WHAT THE EXERCISE ASKS:
Gather all lines in the entries that include the word "played".

(Stored records)
---
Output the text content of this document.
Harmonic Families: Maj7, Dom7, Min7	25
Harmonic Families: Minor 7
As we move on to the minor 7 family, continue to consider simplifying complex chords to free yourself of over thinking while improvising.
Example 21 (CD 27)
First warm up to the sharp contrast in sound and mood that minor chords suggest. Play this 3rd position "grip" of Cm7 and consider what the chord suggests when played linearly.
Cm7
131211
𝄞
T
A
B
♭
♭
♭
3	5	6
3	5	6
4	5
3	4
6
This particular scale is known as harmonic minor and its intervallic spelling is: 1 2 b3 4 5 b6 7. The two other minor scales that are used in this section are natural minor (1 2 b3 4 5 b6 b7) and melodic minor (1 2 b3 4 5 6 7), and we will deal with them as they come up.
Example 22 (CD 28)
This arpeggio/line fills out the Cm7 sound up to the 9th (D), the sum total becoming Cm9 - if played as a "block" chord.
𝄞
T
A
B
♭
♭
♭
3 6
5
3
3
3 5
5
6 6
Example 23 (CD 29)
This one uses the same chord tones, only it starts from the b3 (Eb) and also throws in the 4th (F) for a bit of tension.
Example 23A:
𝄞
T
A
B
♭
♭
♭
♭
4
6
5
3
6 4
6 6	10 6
---
PROBLEM SOLUTION:
First warm up to the sharp contrast in sound and mood that minor chords suggest. Play this 3rd position "grip" of Cm7 and consider what the chord suggests when played linearly.
This arpeggio/line fills out the Cm7 sound up to the 9th (D), the sum total becoming Cm9 - if played as a "block" chord.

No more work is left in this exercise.